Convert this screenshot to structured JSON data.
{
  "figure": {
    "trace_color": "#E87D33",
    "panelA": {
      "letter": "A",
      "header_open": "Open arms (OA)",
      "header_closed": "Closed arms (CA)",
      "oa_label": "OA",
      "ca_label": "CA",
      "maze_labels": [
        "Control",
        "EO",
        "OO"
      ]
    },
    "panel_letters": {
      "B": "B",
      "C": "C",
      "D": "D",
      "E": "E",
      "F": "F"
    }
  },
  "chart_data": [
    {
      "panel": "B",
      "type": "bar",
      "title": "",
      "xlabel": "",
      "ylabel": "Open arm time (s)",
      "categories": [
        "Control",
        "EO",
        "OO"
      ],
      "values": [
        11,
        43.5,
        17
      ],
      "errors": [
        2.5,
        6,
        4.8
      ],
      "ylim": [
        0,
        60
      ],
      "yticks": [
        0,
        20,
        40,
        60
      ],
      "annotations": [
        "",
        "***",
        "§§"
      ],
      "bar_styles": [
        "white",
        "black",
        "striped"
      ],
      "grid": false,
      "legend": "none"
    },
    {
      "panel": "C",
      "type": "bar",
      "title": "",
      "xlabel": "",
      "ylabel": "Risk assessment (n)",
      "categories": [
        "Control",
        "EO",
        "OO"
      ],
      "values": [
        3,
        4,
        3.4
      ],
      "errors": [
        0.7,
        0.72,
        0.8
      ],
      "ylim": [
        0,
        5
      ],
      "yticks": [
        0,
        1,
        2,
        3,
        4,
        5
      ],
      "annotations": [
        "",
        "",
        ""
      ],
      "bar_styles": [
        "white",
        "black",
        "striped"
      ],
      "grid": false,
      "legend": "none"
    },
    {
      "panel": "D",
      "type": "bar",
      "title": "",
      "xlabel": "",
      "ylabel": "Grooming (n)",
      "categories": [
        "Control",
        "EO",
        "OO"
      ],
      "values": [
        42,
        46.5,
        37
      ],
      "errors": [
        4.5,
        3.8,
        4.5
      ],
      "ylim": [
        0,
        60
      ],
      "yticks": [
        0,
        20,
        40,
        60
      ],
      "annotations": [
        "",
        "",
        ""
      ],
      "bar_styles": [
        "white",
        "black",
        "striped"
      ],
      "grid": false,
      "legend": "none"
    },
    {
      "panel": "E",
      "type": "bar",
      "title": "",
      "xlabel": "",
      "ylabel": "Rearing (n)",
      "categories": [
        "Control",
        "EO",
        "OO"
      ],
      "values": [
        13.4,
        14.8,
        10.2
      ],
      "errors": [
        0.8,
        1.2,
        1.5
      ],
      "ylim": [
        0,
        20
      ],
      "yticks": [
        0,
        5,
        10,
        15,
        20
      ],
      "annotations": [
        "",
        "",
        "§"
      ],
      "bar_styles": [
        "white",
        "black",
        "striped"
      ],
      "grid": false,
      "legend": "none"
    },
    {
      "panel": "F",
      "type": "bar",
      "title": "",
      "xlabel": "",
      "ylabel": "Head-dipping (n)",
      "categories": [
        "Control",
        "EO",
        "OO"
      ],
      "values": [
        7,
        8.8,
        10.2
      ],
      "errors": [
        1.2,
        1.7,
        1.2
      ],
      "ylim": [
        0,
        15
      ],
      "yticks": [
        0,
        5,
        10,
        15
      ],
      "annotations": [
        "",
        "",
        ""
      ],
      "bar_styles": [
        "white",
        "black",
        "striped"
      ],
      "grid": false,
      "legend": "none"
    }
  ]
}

+++

(What is expected) Retype every record above exactly as written.

(Response to this task)
Convert this screenshot to structured JSON data.
{
  "figure": {
    "trace_color": "#E87D33",
    "panelA": {
      "letter": "A",
      "header_open": "Open arms (OA)",
      "header_closed": "Closed arms (CA)",
      "oa_label": "OA",
      "ca_label": "CA",
      "maze_labels": [
        "Control",
        "EO",
        "OO"
      ]
    },
    "panel_letters": {
      "B": "B",
      "C": "C",
      "D": "D",
      "E": "E",
      "F": "F"
    }
  },
  "chart_data": [
    {
      "panel": "B",
      "type": "bar",
      "title": "",
      "xlabel": "",
      "ylabel": "Open arm time (s)",
      "categories": [
        "Control",
        "EO",
        "OO"
      ],
      "values": [
        11,
        43.5,
        17
      ],
      "errors": [
        2.5,
        6,
        4.8
      ],
      "ylim": [
        0,
        60
      ],
      "yticks": [
        0,
        20,
        40,
        60
      ],
      "annotations": [
        "",
        "***",
        "§§"
      ],
      "bar_styles": [
        "white",
        "black",
        "striped"
      ],
      "grid": false,
      "legend": "none"
    },
    {
      "panel": "C",
      "type": "bar",
      "title": "",
      "xlabel": "",
      "ylabel": "Risk assessment (n)",
      "categories": [
        "Control",
        "EO",
        "OO"
      ],
      "values": [
        3,
        4,
        3.4
      ],
      "errors": [
        0.7,
        0.72,
        0.8
      ],
      "ylim": [
        0,
        5
      ],
      "yticks": [
        0,
        1,
        2,
        3,
        4,
        5
      ],
      "annotations": [
        "",
        "",
        ""
      ],
      "bar_styles": [
        "white",
        "black",
        "striped"
      ],
      "grid": false,
      "legend": "none"
    },
    {
      "panel": "D",
      "type": "bar",
      "title": "",
      "xlabel": "",
      "ylabel": "Grooming (n)",
      "categories": [
        "Control",
        "EO",
        "OO"
      ],
      "values": [
        42,
        46.5,
        37
      ],
      "errors": [
        4.5,
        3.8,
        4.5
      ],
      "ylim": [
        0,
        60
      ],
      "yticks": [
        0,
        20,
        40,
        60
      ],
      "annotations": [
        "",
        "",
        ""
      ],
      "bar_styles": [
        "white",
        "black",
        "striped"
      ],
      "grid": false,
      "legend": "none"
    },
    {
      "panel": "E",
      "type": "bar",
      "title": "",
      "xlabel": "",
      "ylabel": "Rearing (n)",
      "categories": [
        "Control",
        "EO",
        "OO"
      ],
      "values": [
        13.4,
        14.8,
        10.2
      ],
      "errors": [
        0.8,
        1.2,
        1.5
      ],
      "ylim": [
        0,
        20
      ],
      "yticks": [
        0,
        5,
        10,
        15,
        20
      ],
      "annotations": [
        "",
        "",
        "§"
      ],
      "bar_styles": [
        "white",
        "black",
        "striped"
      ],
      "grid": false,
      "legend": "none"
    },
    {
      "panel": "F",
      "type": "bar",
      "title": "",
      "xlabel": "",
      "ylabel": "Head-dipping (n)",
      "categories": [
        "Control",
        "EO",
        "OO"
      ],
      "values": [
        7,
        8.8,
        10.2
      ],
      "errors": [
        1.2,
        1.7,
        1.2
      ],
      "ylim": [
        0,
        15
      ],
      "yticks": [
        0,
        5,
        10,
        15
      ],
      "annotations": [
        "",
        "",
        ""
      ],
      "bar_styles": [
        "white",
        "black",
        "striped"
      ],
      "grid": false,
      "legend": "none"
    }
  ]
}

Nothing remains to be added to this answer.